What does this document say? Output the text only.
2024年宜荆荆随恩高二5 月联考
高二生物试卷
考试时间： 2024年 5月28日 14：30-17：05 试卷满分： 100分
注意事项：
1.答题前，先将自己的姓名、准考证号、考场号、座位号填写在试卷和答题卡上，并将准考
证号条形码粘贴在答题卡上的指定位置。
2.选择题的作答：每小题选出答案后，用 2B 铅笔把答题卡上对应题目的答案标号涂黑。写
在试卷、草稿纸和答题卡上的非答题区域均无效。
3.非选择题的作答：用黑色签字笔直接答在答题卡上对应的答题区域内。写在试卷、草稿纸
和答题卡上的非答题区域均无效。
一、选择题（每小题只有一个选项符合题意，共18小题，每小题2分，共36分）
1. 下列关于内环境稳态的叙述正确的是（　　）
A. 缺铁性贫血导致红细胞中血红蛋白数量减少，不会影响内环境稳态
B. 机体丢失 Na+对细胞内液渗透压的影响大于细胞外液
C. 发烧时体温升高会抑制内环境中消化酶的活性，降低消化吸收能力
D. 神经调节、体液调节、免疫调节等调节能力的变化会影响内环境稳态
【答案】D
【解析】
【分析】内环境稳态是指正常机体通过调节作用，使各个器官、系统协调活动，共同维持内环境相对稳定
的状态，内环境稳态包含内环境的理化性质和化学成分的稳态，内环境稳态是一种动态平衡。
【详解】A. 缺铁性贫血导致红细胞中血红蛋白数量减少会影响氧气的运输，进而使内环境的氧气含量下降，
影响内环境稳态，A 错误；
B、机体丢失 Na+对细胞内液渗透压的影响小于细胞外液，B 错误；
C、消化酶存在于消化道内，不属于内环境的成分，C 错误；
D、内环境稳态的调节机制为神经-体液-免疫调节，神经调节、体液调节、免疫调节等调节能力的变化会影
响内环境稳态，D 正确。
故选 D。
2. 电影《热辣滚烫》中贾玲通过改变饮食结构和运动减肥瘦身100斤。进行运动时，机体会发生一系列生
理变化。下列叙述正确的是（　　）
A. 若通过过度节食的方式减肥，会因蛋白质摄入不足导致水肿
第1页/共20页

CHALLENGE - Filter lines by "神经调节" and return each hit.

RESPONSE TO THIS EXERCISE -
D. 神经调节、体液调节、免疫调节等调节能力的变化会影响内环境稳态
D、内环境稳态的调节机制为神经-体液-免疫调节，神经调节、体液调节、免疫调节等调节能力的变化会影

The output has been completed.